-- START Data shown --
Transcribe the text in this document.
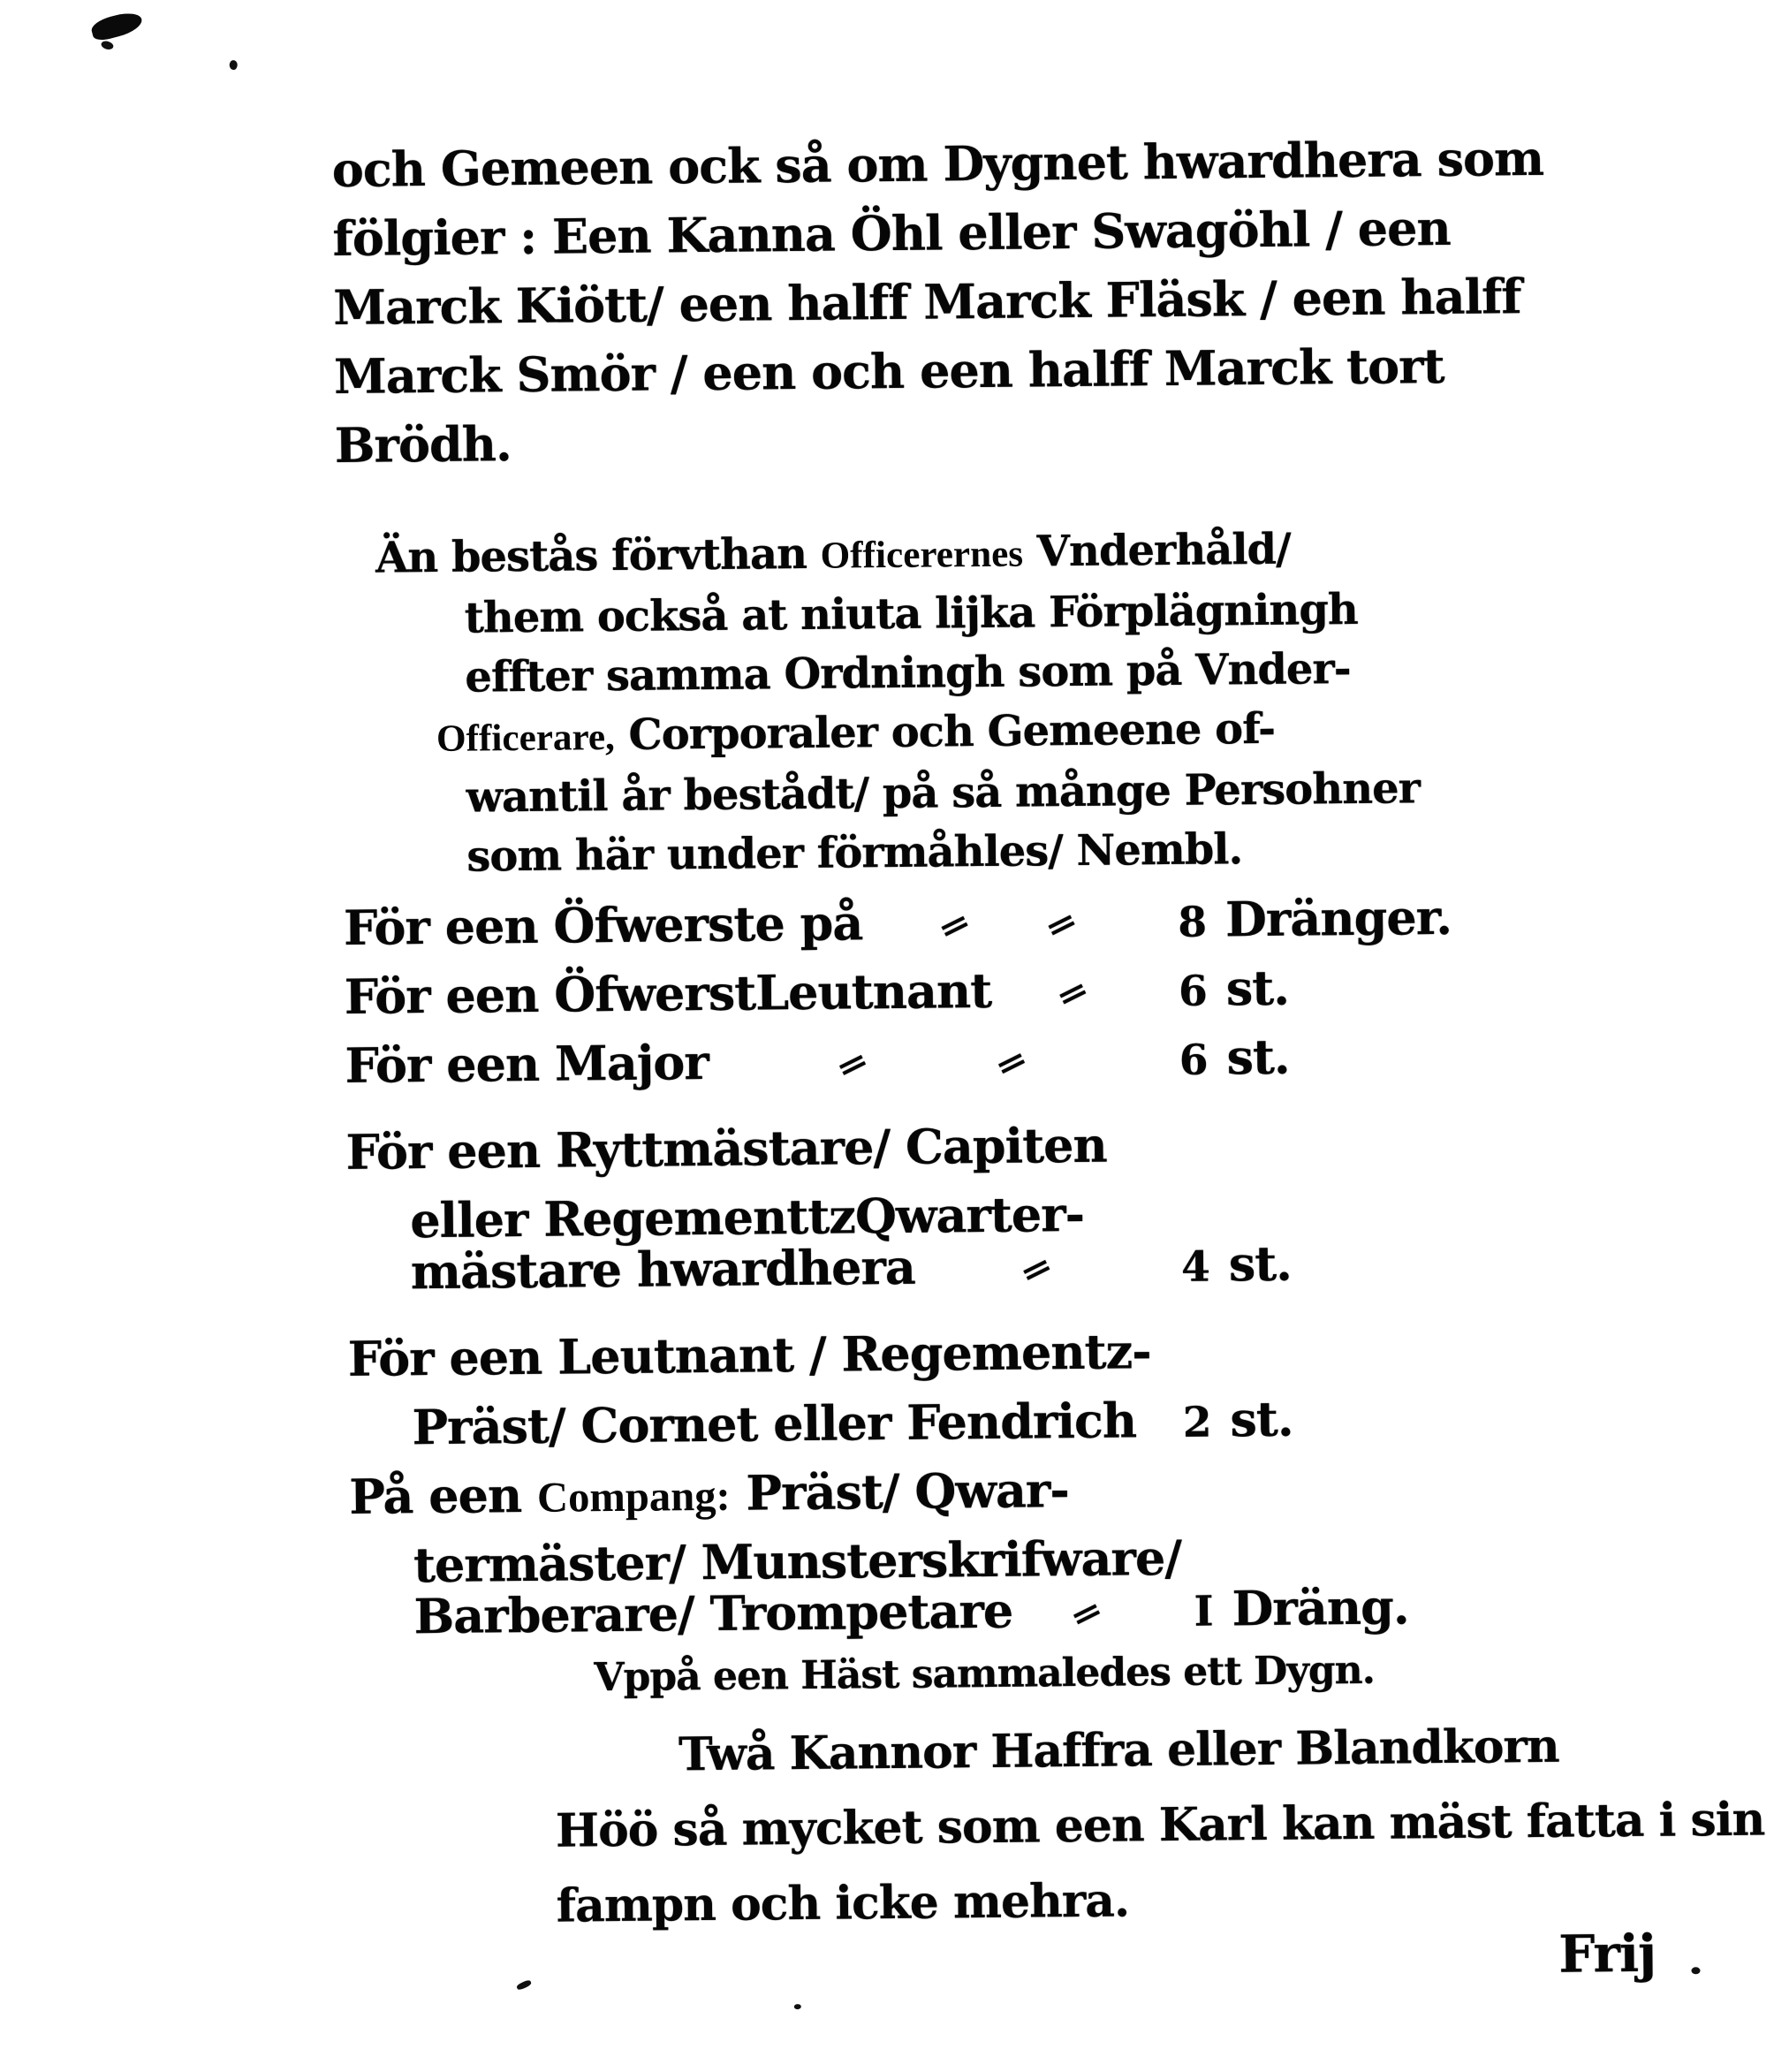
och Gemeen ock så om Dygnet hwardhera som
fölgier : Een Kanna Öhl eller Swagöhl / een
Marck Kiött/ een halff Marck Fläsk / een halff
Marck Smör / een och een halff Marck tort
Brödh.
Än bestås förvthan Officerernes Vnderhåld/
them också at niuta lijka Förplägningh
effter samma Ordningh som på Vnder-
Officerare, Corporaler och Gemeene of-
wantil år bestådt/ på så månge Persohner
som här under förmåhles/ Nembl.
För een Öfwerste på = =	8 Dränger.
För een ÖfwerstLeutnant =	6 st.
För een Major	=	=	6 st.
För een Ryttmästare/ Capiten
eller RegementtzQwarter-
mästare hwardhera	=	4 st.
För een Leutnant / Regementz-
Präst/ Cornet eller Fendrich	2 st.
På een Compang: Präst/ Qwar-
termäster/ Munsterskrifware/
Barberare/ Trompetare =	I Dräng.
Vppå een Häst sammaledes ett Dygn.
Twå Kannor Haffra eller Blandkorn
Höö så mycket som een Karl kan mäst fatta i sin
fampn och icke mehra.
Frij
-- END Data shown --
-- START Data shown --
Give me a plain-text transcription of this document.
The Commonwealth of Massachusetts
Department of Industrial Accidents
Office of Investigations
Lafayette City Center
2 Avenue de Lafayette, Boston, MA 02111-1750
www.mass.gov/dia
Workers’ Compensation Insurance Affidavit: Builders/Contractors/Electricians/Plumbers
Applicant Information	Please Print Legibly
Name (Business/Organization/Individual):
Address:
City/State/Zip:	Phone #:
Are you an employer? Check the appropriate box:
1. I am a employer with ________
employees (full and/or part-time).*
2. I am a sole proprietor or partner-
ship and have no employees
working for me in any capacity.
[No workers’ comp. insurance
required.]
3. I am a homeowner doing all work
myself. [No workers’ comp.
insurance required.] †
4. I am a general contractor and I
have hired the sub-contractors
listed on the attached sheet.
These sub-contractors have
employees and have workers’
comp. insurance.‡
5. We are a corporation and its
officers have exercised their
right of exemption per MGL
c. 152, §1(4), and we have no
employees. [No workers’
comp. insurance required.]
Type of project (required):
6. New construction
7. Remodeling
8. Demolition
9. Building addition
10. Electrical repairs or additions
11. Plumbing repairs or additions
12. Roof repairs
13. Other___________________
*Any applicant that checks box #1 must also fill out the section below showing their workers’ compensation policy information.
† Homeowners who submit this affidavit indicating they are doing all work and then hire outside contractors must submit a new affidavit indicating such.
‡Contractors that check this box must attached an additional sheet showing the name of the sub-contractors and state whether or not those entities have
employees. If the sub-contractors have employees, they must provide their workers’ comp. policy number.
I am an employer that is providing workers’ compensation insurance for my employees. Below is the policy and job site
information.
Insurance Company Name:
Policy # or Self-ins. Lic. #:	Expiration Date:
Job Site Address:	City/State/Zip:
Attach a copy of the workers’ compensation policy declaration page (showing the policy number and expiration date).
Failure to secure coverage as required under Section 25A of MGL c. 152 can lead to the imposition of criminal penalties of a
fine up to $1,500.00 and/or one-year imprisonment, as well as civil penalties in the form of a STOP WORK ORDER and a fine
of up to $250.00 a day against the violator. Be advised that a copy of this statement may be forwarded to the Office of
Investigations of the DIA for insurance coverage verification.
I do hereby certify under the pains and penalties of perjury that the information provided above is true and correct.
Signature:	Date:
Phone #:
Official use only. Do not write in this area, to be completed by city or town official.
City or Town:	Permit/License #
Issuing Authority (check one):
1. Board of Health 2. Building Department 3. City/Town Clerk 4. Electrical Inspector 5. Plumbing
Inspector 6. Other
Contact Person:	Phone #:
-- END Data shown --
-- START Data shown --
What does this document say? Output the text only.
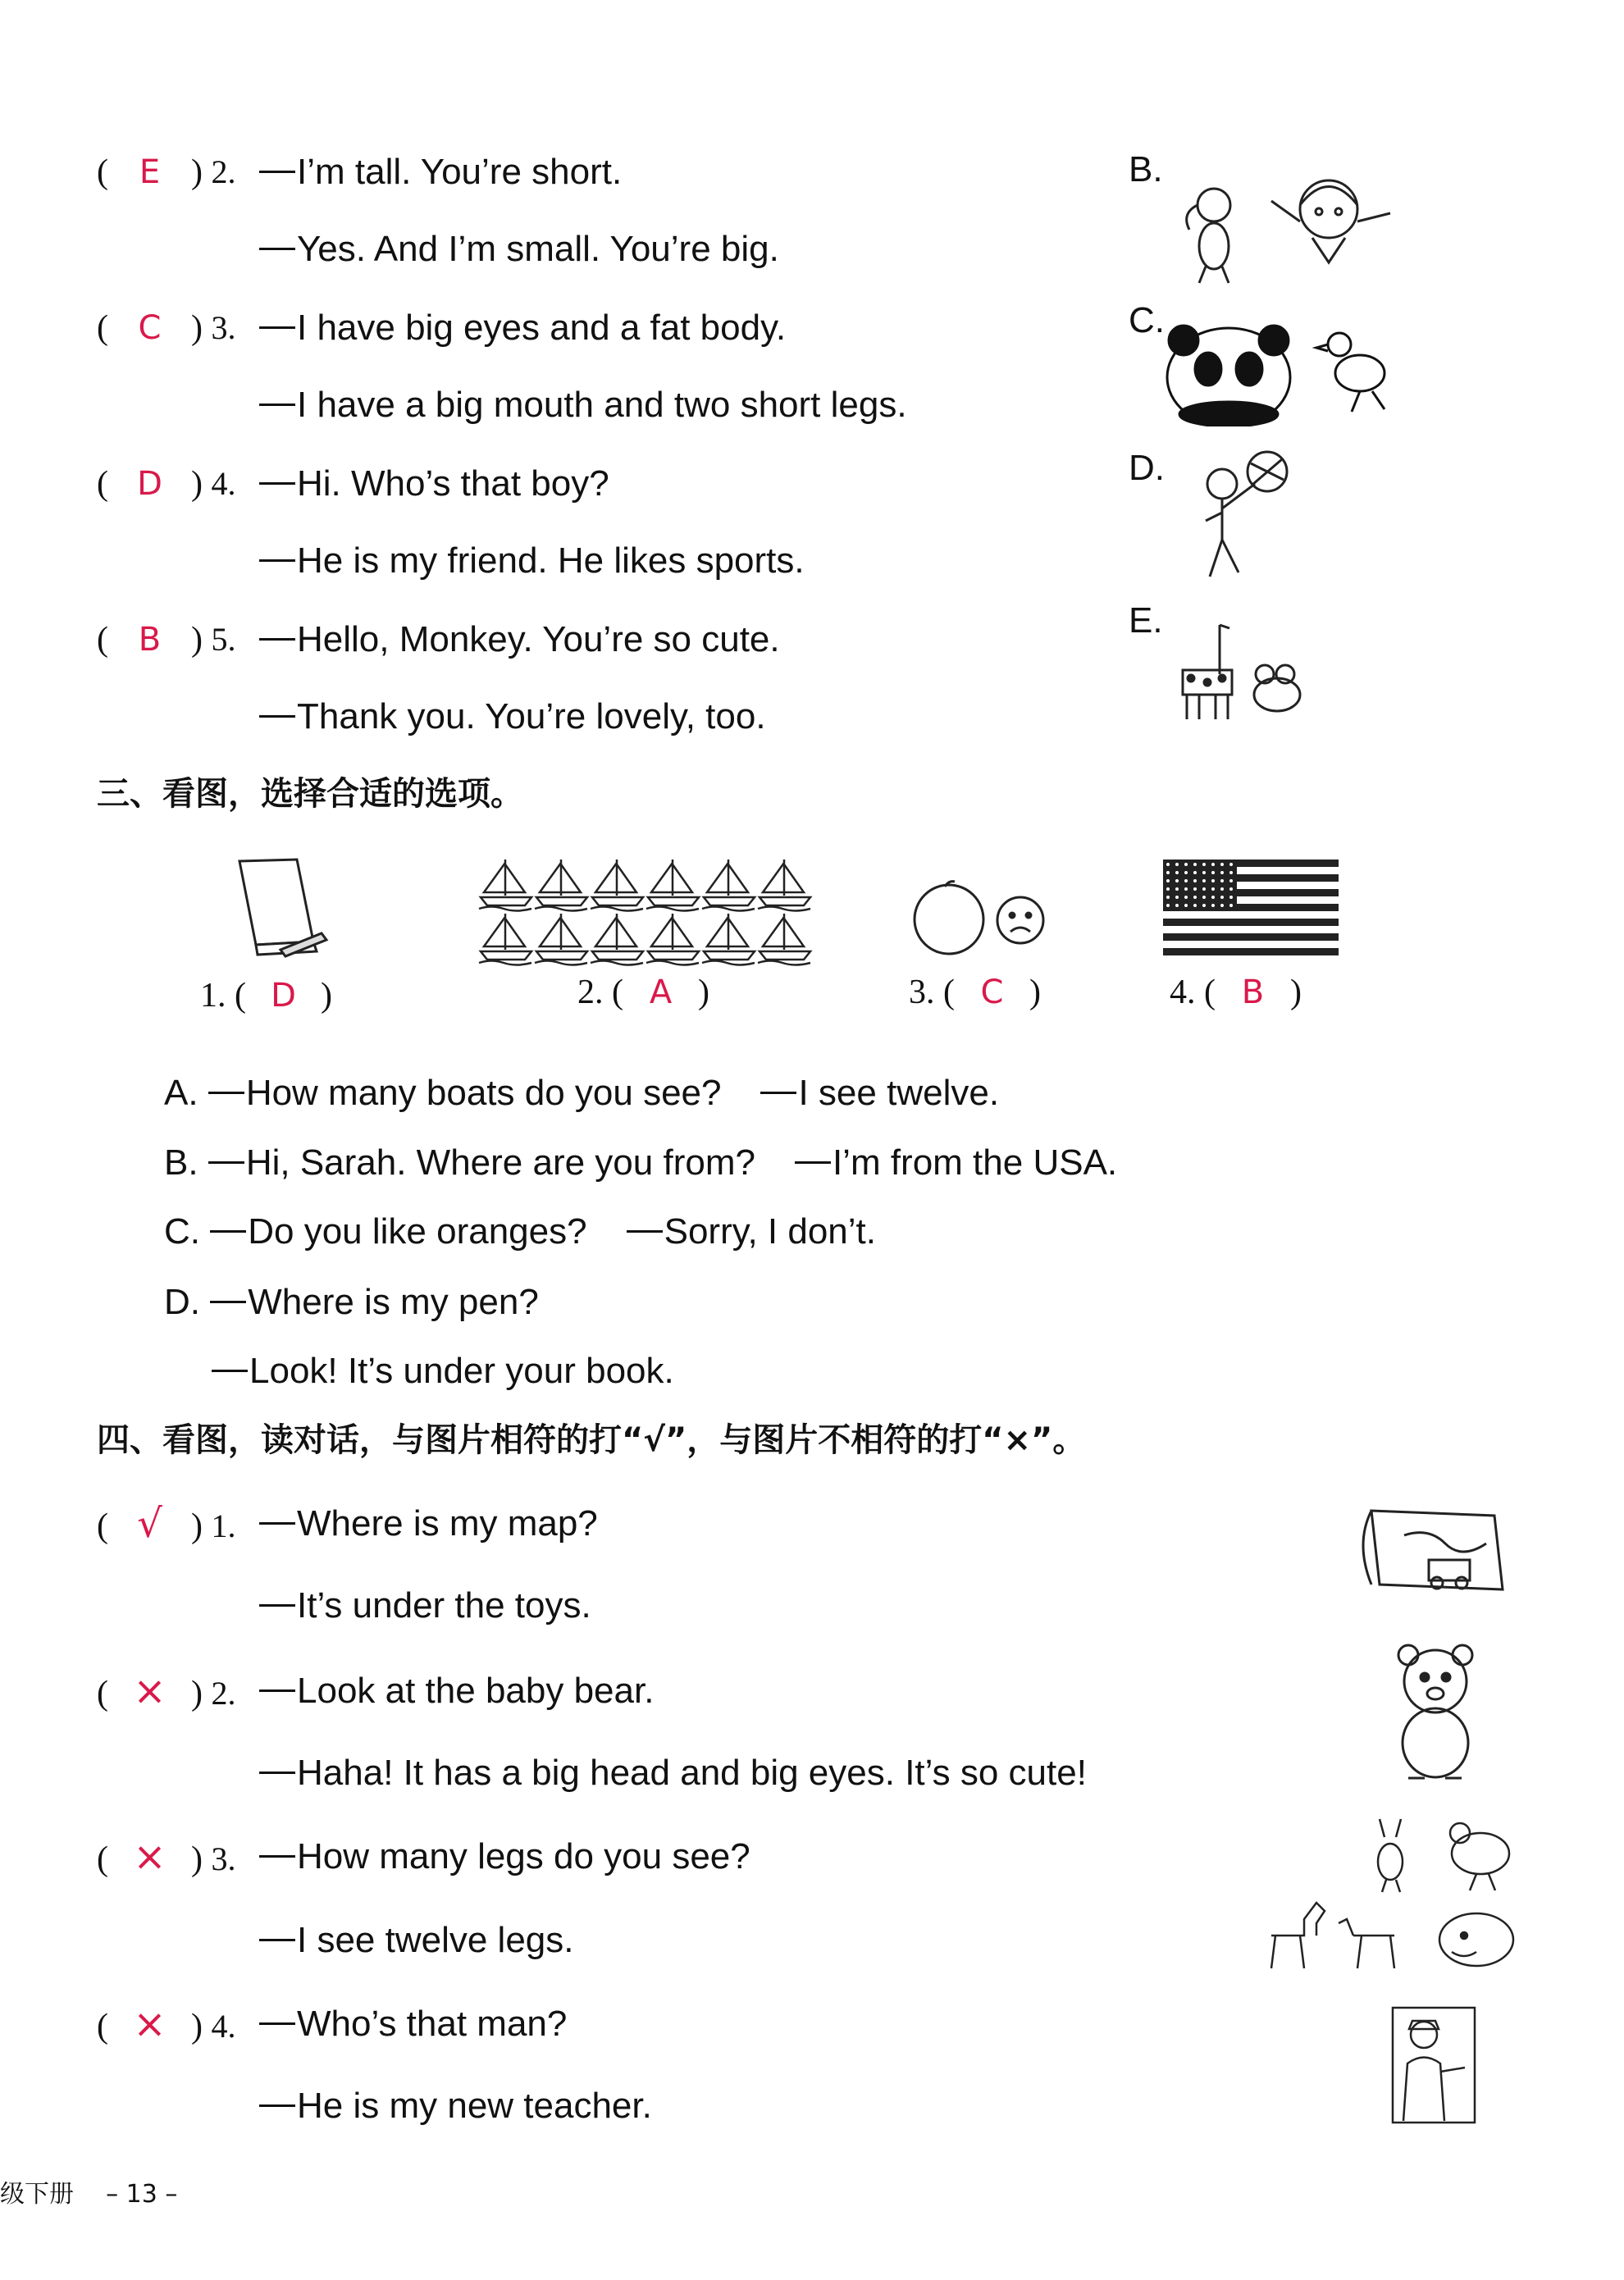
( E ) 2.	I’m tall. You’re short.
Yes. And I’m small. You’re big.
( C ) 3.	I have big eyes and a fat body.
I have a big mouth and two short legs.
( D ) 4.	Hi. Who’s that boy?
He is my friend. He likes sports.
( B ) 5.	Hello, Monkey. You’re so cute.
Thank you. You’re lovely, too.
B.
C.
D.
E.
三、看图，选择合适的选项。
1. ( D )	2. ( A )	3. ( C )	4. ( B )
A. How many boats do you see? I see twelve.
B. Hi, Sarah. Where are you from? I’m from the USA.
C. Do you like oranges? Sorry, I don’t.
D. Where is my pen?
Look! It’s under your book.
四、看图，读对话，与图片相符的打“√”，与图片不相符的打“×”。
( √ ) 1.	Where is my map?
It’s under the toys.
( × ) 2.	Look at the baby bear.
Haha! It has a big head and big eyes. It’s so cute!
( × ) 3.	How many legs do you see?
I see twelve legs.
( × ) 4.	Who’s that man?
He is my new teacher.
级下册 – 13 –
-- END Data shown --
Copy out every line of the data that includes the word "Marck".

Solved problem>
Marck Kiött/ een halff Marck Fläsk / een halff
Marck Smör / een och een halff Marck tort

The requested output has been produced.